**DOCUMENT EXCERPT:**
==*==

Agreement on Implementation of Article VI
of the General Agreement on Tariffs and Trade
1
The parties to this Agreement,
Considering that Ministers on 21 May 1963 agreed that a significant liberalization of world
trade was desirable and that the comprehensive trade negotiations, the 1964 Trade Negotiations,
should deal not only with tariffs but also with non-tariff barriers;
Recognizing that anti-dumping practices should not constitute an unjustifiable impediment to
international trade and that anti-dumping duties may be applied against dumping only if such
dumping causes or threatens material injury to an established industry or materially retards the
establishment of an industry;
Considering that it is desirable to provide for equitable and open procedures as the basis for
a full examination of dumping cases; and
Desiring to interpret the provisions of Article VI of the General Agreement and to
elaborate rules for their application in order to provide greater uniformity and certainty in their
implementation;
Hereby agree as follows:
PART I - ANTI-DUMPING CODE
Article 1
The imposition of an anti-dumping duty is a measure to be taken only under the
circumstances provided for in Article VI of the General Agreement. The following provisions
govern the application of this Article, in so far as action is taken under anti-dumping legislation or
regulations.
_____________
1

The Agreement will enter into force on 1 July 1968.
25
A. Determination of dumping
Article 2
(a) For the purpose of this Code a product is to be considered as being dumped, i.e.
introduced into the commerce of another country at less than its normal value, if the export price of
the product exported from one country to another is less than the comparable price, in the ordinary
course of trade, for the like product when destined for consumption in the exporting country.
(b) Throughout this Code the term “like product” (“produit similaire”) shall be
interpreted to mean a product which is identical, i.e. alike in all respects to the product under
consideration, or in the absence of such a product, another product which, although not alike in all
respects, has characteristics closely resembling those of the product under consideration.
(c) In the case where products are not imported directly from the country of origin but
are exported to the country of importation from an intermediate country, the price at which the
products are sold from the country of export to the country of importation shall normally be
compared with the comparable price in the country of export. However, comparison may be made
with the price in the country of origin, if, for example, the products are merely trans-shipped
through the country of export, or such products are not produced in the country of export, or there is
no comparable price for them in the country of export.
(d) When there are no sales of the like product in the ordinary course of trade in the
domestic market of the exporting country or when, because of the particular market situation, such
sales do not permit a proper comparison, the margin of dumping shall be determined by comparison
with a comparable price of the like product when exported to any third country which may be the
highest such export price but should be a representative price, or with the cost of production in the
country of origin plus a reasonable amount for administrative, selling and any other costs and for
profits. As a general rule, the addition for profit shall not exceed the profit normally realized on
sales of products of the same general category in the domestic market of the country of origin.
(e) In cases where there is no export price or where it appears to the authorities
1
concerned that the export price is unreliable because of association or a compensatory arrangement

between the exporter and the importer or a third party, the export price may be constructed on the
basis of the price at which the imported products are first resold to an independent
_____________
1
When in this Code the term “authorities” is used, it shall be interpreted as meaning authorities at an
appropriate, senior level.

==*==

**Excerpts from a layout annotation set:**
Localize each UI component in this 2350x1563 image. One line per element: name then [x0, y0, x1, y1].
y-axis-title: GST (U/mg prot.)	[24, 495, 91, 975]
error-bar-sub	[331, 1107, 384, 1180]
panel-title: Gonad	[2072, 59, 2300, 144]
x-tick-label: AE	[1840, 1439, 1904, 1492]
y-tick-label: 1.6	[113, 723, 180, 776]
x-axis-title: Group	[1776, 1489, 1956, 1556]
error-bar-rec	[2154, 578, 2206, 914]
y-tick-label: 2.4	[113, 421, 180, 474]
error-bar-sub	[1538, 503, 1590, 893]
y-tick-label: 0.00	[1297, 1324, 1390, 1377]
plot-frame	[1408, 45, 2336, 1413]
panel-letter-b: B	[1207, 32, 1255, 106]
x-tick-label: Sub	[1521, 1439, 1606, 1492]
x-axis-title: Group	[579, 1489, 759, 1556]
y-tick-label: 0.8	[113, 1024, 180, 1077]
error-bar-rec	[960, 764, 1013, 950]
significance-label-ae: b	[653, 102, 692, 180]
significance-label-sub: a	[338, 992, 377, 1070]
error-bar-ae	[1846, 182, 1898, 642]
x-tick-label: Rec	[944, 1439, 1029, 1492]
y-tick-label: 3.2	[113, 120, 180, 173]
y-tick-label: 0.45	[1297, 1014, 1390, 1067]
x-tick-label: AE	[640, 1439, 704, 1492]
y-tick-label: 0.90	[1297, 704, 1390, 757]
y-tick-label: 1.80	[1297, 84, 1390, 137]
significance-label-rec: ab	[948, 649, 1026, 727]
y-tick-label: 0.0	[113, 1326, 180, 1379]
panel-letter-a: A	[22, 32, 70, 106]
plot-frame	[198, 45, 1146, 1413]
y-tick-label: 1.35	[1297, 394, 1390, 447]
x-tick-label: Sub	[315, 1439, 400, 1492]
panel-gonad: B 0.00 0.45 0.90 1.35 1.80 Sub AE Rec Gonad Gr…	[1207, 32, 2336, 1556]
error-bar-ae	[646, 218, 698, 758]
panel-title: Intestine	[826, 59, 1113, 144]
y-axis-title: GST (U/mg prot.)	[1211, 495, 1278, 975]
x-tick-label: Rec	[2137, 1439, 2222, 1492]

==*==

**REQUIRED ACTIONS:**
- 1) Copy the listing from its first line up to and including the line containing "102, 692, 180]".
- 2) Continue the anti-dumping agreement text from where it stops.
The text and the listing have no connection to each other.

**OUTPUTS:**
- 1)
Localize each UI component in this 2350x1563 image. One line per element: name then [x0, y0, x1, y1].
y-axis-title: GST (U/mg prot.)	[24, 495, 91, 975]
error-bar-sub	[331, 1107, 384, 1180]
panel-title: Gonad	[2072, 59, 2300, 144]
x-tick-label: AE	[1840, 1439, 1904, 1492]
y-tick-label: 1.6	[113, 723, 180, 776]
x-axis-title: Group	[1776, 1489, 1956, 1556]
error-bar-rec	[2154, 578, 2206, 914]
y-tick-label: 2.4	[113, 421, 180, 474]
error-bar-sub	[1538, 503, 1590, 893]
y-tick-label: 0.00	[1297, 1324, 1390, 1377]
plot-frame	[1408, 45, 2336, 1413]
panel-letter-b: B	[1207, 32, 1255, 106]
x-tick-label: Sub	[1521, 1439, 1606, 1492]
x-axis-title: Group	[579, 1489, 759, 1556]
y-tick-label: 0.8	[113, 1024, 180, 1077]
error-bar-rec	[960, 764, 1013, 950]
significance-label-ae: b	[653, 102, 692, 180]

- 2)
26
buyer, or if the products are not resold to an independent buyer, or not resold in the condition as
imported, on such reasonable basis as the authorities may determine.
(f) In order to effect a fair comparison between the export price and the domestic
price in the exporting country (or the country of origin) or, if applicable, the price established
pursuant to the provisions of Article VI: 1 (b) of the General Agreement, the two prices shall be
compared at the same level of trade, normally at the ex factory level, and in respect of sales made
at as nearly as possible the same time. Due allowance shall be made in each case, on its merits,
for the differences in conditions and terms of sale, for the differences in taxation, and for the other
differences affecting price comparability. In the cases referred to in Article 2 (e) allowance for
costs, including duties and taxes, incurred between importation and resale, and for profits accruing,
should also be made.
(g) This Article is without prejudice to the second Supplementary Provision to
paragraph 1 of Article VI in Annex I of the General Agreement.
B. Determination of material injury, threat of material injury
and material retardation
Article 3
Determination of Injury
1
(a) A determination of injury shall be made only when the authorities concerned are
satisfied that the dumped imports are demonstrably the principal cause of material injury or of
threat of material injury to a domestic industry or the principal cause of material retardation of the
establishment of such an industry. In reaching their decision the authorities shall weigh, on one
hand, the effect of the dumping and, on the other hand, all other factors taken together which may

be adversely affecting the industry. The determination shall in all cases be based on positive
findings and not on mere allegations or hypothetical possibilities. In the case of retarding the
establishment of a new industry in the country of importation, convincing evidence of the
forthcoming establishment of an industry must be shown, for example that the plans for a new
industry have reached a fairly advanced stage, a factory is being constructed or machinery has been
ordered.
(b) The valuation of injury - that is the evaluation of the effects of the dumped imports
on the industry in question - shall be based on examination of all factors having a bearing on the
state of the industry in question,
_____________
1
When in this Code the term “injury” is used, it shall, unless otherwise specified, be interpreted as
covering cause of material injury to a domestic industry, threat of material injury to a domestic industry or
material retardation of the establishment of such an industry.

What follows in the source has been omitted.